__The problem__
Write out all the data again, exactly as it stands.

__Data for processing__
^^^^^^^^

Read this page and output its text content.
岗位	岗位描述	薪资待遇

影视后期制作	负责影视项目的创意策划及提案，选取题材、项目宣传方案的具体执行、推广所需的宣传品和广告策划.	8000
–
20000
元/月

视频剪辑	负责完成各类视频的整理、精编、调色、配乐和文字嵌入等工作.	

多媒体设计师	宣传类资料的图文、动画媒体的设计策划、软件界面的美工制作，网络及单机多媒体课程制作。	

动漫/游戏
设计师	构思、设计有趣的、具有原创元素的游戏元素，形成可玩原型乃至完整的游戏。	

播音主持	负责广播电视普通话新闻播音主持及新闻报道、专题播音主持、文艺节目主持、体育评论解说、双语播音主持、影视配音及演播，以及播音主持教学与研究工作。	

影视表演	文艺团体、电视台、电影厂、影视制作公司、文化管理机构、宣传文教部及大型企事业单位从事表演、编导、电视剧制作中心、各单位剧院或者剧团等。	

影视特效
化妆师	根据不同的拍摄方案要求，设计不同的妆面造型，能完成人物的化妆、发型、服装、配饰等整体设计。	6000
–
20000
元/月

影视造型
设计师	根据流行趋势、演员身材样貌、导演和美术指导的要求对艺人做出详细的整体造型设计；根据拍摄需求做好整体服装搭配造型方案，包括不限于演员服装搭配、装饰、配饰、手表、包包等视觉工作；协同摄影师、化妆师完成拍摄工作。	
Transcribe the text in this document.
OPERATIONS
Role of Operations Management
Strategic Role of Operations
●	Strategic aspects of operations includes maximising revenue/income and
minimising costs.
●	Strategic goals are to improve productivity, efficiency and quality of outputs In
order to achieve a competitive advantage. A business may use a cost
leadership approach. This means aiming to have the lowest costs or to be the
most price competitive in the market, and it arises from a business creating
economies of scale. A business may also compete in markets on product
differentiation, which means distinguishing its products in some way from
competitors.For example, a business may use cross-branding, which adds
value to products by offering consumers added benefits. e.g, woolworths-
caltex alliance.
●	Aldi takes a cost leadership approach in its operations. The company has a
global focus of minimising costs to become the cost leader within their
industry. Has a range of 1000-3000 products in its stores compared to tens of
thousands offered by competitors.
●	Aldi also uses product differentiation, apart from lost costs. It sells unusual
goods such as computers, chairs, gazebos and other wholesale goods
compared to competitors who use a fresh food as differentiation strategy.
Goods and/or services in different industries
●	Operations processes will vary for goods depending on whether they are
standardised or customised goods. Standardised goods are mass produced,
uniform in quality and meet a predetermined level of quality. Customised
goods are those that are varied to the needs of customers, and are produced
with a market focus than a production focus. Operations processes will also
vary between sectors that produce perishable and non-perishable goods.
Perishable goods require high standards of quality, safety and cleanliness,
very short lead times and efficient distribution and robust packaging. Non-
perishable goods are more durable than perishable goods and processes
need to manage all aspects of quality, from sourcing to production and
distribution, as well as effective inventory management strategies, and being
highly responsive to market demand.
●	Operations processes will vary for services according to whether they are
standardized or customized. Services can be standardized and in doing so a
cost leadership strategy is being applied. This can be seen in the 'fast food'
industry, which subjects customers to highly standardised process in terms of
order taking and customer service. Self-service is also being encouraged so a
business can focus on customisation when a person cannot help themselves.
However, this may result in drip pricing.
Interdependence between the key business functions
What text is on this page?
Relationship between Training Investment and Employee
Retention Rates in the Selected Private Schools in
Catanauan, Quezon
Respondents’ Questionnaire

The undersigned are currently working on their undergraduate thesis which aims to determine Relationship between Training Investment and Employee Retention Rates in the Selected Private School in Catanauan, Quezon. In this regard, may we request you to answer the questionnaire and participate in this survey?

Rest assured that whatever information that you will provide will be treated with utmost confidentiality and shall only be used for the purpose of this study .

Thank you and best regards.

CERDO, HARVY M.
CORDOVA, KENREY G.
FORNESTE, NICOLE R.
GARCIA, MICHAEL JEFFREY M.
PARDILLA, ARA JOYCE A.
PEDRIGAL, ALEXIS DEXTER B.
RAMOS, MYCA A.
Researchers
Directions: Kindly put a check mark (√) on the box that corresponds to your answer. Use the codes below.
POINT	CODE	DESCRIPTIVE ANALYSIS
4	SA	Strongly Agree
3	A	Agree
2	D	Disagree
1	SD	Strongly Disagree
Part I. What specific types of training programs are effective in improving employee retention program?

^^^^^^^^

__Task response__
Read this page and output its text content.
岗位	岗位描述	薪资待遇

影视后期制作	负责影视项目的创意策划及提案，选取题材、项目宣传方案的具体执行、推广所需的宣传品和广告策划.	8000
–
20000
元/月

视频剪辑	负责完成各类视频的整理、精编、调色、配乐和文字嵌入等工作.	

多媒体设计师	宣传类资料的图文、动画媒体的设计策划、软件界面的美工制作，网络及单机多媒体课程制作。	

动漫/游戏
设计师	构思、设计有趣的、具有原创元素的游戏元素，形成可玩原型乃至完整的游戏。	

播音主持	负责广播电视普通话新闻播音主持及新闻报道、专题播音主持、文艺节目主持、体育评论解说、双语播音主持、影视配音及演播，以及播音主持教学与研究工作。	

影视表演	文艺团体、电视台、电影厂、影视制作公司、文化管理机构、宣传文教部及大型企事业单位从事表演、编导、电视剧制作中心、各单位剧院或者剧团等。	

影视特效
化妆师	根据不同的拍摄方案要求，设计不同的妆面造型，能完成人物的化妆、发型、服装、配饰等整体设计。	6000
–
20000
元/月

影视造型
设计师	根据流行趋势、演员身材样貌、导演和美术指导的要求对艺人做出详细的整体造型设计；根据拍摄需求做好整体服装搭配造型方案，包括不限于演员服装搭配、装饰、配饰、手表、包包等视觉工作；协同摄影师、化妆师完成拍摄工作。	
Transcribe the text in this document.
OPERATIONS
Role of Operations Management
Strategic Role of Operations
●	Strategic aspects of operations includes maximising revenue/income and
minimising costs.
●	Strategic goals are to improve productivity, efficiency and quality of outputs In
order to achieve a competitive advantage. A business may use a cost
leadership approach. This means aiming to have the lowest costs or to be the
most price competitive in the market, and it arises from a business creating
economies of scale. A business may also compete in markets on product
differentiation, which means distinguishing its products in some way from
competitors.For example, a business may use cross-branding, which adds
value to products by offering consumers added benefits. e.g, woolworths-
caltex alliance.
●	Aldi takes a cost leadership approach in its operations. The company has a
global focus of minimising costs to become the cost leader within their
industry. Has a range of 1000-3000 products in its stores compared to tens of
thousands offered by competitors.
●	Aldi also uses product differentiation, apart from lost costs. It sells unusual
goods such as computers, chairs, gazebos and other wholesale goods
compared to competitors who use a fresh food as differentiation strategy.
Goods and/or services in different industries
●	Operations processes will vary for goods depending on whether they are
standardised or customised goods. Standardised goods are mass produced,
uniform in quality and meet a predetermined level of quality. Customised
goods are those that are varied to the needs of customers, and are produced
with a market focus than a production focus. Operations processes will also
vary between sectors that produce perishable and non-perishable goods.
Perishable goods require high standards of quality, safety and cleanliness,
very short lead times and efficient distribution and robust packaging. Non-
perishable goods are more durable than perishable goods and processes
need to manage all aspects of quality, from sourcing to production and
distribution, as well as effective inventory management strategies, and being
highly responsive to market demand.
●	Operations processes will vary for services according to whether they are
standardized or customized. Services can be standardized and in doing so a
cost leadership strategy is being applied. This can be seen in the 'fast food'
industry, which subjects customers to highly standardised process in terms of
order taking and customer service. Self-service is also being encouraged so a
business can focus on customisation when a person cannot help themselves.
However, this may result in drip pricing.
Interdependence between the key business functions
What text is on this page?
Relationship between Training Investment and Employee
Retention Rates in the Selected Private Schools in
Catanauan, Quezon
Respondents’ Questionnaire

The undersigned are currently working on their undergraduate thesis which aims to determine Relationship between Training Investment and Employee Retention Rates in the Selected Private School in Catanauan, Quezon. In this regard, may we request you to answer the questionnaire and participate in this survey?

Rest assured that whatever information that you will provide will be treated with utmost confidentiality and shall only be used for the purpose of this study .

Thank you and best regards.

CERDO, HARVY M.
CORDOVA, KENREY G.
FORNESTE, NICOLE R.
GARCIA, MICHAEL JEFFREY M.
PARDILLA, ARA JOYCE A.
PEDRIGAL, ALEXIS DEXTER B.
RAMOS, MYCA A.
Researchers
Directions: Kindly put a check mark (√) on the box that corresponds to your answer. Use the codes below.
POINT	CODE	DESCRIPTIVE ANALYSIS
4	SA	Strongly Agree
3	A	Agree
2	D	Disagree
1	SD	Strongly Disagree
Part I. What specific types of training programs are effective in improving employee retention program?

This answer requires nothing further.